*Tâches à réaliser*:
a. Résumez l'extrait en deux phrases.
b. Veuillez recopier à l'identique le passage de l'extrait qui va de « Certes, ce n’est » jusqu'à « l’histoire du pays. ».

*Extrait choisi*:
----

Blade Nzimande, le secrétaire général qui a été réélu à la tête du parti a, tout de go, déclaré que l’Anc avait trahi la confiance de son allié le Sacp et a aussi appelé a en finir au plus vite avec la famille Gupta et le pillage des ressources du pays. Mais ce qui est nouveau, c’est l’appel du congrès à un rassemblement des forces patriotiques, « un vaste front patriotique pour défendre notre démocratie et notre souveraineté nationale », et la possibilité pour le Sacp de déterminer après une analyse du rapport des forces, d’aller aux élections de 2019 sous sa propre bannière.

Certes, ce n’est pas la première fois que le Sacp a exprimé de manière plus ou moins nette de quitter l’alliance qui le lie à l’Anc et au Cosatu. Les désaccords sont profonds et les rabibochages ont des limites. Le Sacp n’a jamais réussi à modifier la politique néo-libérale menée par l’Anc depuis 1994 en dépit de ses dénonciations. Toutefois l’alliance entre l’Anc et le Sacp a été le ciment de la lutte contre le système d’apartheid et il serait long de faire la liste des dirigeants de l’Anc qui ont été, à un moment ou à un autre, membres du parti communiste. Cette alliance forgée dans la lutte et le sang, la sinistre loi de la Suppression du communisme de 1950, a été l’instrument le plus utilisé pour mater ceux qui osaient s’opposer au régime, communiste ou pas, pèse lourd dans l’histoire du pays.

----

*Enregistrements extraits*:
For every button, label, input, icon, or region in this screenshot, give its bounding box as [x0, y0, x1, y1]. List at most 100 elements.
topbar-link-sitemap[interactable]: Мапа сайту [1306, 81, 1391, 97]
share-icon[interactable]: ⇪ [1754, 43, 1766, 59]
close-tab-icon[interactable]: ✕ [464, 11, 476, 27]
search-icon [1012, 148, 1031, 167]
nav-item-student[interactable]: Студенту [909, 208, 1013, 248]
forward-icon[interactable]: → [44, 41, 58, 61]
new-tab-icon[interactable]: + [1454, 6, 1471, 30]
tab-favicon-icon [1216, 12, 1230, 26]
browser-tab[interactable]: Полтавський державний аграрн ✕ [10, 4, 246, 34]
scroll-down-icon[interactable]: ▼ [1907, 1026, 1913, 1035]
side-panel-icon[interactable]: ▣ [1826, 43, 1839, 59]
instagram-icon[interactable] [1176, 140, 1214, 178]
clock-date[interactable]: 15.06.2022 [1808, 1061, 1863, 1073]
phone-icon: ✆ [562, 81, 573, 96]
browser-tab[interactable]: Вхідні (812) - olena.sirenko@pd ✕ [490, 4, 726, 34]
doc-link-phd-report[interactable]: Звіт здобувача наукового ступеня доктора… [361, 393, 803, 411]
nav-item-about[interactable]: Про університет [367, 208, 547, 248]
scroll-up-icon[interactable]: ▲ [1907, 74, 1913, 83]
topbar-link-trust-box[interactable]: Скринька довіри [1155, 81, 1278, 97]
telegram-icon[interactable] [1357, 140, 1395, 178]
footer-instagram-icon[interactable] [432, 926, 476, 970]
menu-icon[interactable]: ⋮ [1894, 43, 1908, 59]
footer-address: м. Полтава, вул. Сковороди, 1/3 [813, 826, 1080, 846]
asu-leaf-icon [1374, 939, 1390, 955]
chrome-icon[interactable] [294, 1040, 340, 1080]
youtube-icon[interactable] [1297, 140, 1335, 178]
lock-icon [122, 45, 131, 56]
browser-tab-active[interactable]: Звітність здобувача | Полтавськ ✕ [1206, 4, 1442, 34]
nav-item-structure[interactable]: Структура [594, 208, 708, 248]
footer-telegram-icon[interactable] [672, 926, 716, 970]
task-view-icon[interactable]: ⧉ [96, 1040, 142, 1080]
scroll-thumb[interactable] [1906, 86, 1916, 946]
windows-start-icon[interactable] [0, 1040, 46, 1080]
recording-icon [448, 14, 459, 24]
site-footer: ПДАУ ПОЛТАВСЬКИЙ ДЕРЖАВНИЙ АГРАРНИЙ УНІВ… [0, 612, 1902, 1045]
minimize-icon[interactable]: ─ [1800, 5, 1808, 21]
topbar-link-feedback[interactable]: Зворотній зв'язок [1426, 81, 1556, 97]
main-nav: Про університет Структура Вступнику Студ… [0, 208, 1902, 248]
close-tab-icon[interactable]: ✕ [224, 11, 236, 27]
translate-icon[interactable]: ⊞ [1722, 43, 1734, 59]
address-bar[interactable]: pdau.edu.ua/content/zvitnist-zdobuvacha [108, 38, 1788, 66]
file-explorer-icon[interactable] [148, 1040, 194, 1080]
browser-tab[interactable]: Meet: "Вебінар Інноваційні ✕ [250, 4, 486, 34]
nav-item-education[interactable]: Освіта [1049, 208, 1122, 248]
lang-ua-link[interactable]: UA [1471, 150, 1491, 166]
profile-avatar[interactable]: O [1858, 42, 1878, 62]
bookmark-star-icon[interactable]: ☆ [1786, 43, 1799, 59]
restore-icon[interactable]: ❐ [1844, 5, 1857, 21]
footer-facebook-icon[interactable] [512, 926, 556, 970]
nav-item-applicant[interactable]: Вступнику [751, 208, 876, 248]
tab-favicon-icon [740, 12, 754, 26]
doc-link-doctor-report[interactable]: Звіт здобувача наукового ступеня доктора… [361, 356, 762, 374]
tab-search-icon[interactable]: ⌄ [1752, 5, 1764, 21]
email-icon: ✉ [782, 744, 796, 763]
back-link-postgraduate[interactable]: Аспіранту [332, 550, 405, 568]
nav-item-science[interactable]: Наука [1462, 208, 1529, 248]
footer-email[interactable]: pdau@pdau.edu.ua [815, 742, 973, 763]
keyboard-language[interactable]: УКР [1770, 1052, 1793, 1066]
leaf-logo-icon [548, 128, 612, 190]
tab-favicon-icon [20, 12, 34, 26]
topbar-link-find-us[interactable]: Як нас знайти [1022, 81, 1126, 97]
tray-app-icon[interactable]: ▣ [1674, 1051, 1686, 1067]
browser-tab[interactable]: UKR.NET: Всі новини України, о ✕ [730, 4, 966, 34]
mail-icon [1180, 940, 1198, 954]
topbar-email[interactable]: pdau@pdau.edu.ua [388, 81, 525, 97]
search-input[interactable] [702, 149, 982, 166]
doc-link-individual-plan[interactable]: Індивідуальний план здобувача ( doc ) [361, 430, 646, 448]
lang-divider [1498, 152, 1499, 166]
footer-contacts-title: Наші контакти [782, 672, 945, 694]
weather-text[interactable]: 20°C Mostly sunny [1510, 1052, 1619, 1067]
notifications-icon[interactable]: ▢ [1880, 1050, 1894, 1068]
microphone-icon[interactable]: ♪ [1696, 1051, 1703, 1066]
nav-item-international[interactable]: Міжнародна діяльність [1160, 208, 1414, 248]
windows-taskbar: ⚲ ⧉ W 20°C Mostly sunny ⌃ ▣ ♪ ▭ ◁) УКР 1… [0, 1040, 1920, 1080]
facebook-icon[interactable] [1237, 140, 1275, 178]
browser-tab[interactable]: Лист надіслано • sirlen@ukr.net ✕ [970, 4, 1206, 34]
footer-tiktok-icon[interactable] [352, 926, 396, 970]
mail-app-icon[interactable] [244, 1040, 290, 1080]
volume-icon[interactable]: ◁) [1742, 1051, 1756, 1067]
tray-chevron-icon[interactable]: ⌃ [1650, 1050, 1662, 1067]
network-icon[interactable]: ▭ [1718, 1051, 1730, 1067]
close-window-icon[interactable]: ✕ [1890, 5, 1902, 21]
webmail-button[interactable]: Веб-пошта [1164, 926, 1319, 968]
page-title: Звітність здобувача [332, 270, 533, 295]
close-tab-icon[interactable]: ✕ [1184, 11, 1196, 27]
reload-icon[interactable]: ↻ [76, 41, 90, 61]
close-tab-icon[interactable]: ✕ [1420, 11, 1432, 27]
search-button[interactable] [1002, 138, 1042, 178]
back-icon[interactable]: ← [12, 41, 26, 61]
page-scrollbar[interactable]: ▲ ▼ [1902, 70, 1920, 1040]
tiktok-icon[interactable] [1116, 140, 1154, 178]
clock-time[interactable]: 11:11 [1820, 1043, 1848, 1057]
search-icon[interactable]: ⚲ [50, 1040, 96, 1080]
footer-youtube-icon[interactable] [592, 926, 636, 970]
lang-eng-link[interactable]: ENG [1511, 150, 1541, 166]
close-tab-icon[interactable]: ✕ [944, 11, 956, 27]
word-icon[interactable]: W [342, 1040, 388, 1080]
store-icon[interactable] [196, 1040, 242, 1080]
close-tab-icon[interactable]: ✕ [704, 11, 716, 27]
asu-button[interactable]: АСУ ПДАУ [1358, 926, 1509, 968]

----

*Vos réponses*:
a. Réélu secrétaire général, Blade Nzimande a accusé l'Anc d'avoir trahi la confiance du Sacp, et le congrès a appelé à un vaste front patriotique tout en envisageant que le Sacp se présente sous sa propre bannière aux élections de 2019. Si les désaccords avec l'Anc sont profonds et si le Sacp n'a jamais réussi à modifier sa politique néo-libérale, leur alliance a été le ciment de la lutte contre l'apartheid et pèse lourd dans l'histoire du pays.

b.
Certes, ce n’est pas la première fois que le Sacp a exprimé de manière plus ou moins nette de quitter l’alliance qui le lie à l’Anc et au Cosatu. Les désaccords sont profonds et les rabibochages ont des limites. Le Sacp n’a jamais réussi à modifier la politique néo-libérale menée par l’Anc depuis 1994 en dépit de ses dénonciations. Toutefois l’alliance entre l’Anc et le Sacp a été le ciment de la lutte contre le système d’apartheid et il serait long de faire la liste des dirigeants de l’Anc qui ont été, à un moment ou à un autre, membres du parti communiste. Cette alliance forgée dans la lutte et le sang, la sinistre loi de la Suppression du communisme de 1950, a été l’instrument le plus utilisé pour mater ceux qui osaient s’opposer au régime, communiste ou pas, pèse lourd dans l’histoire du pays.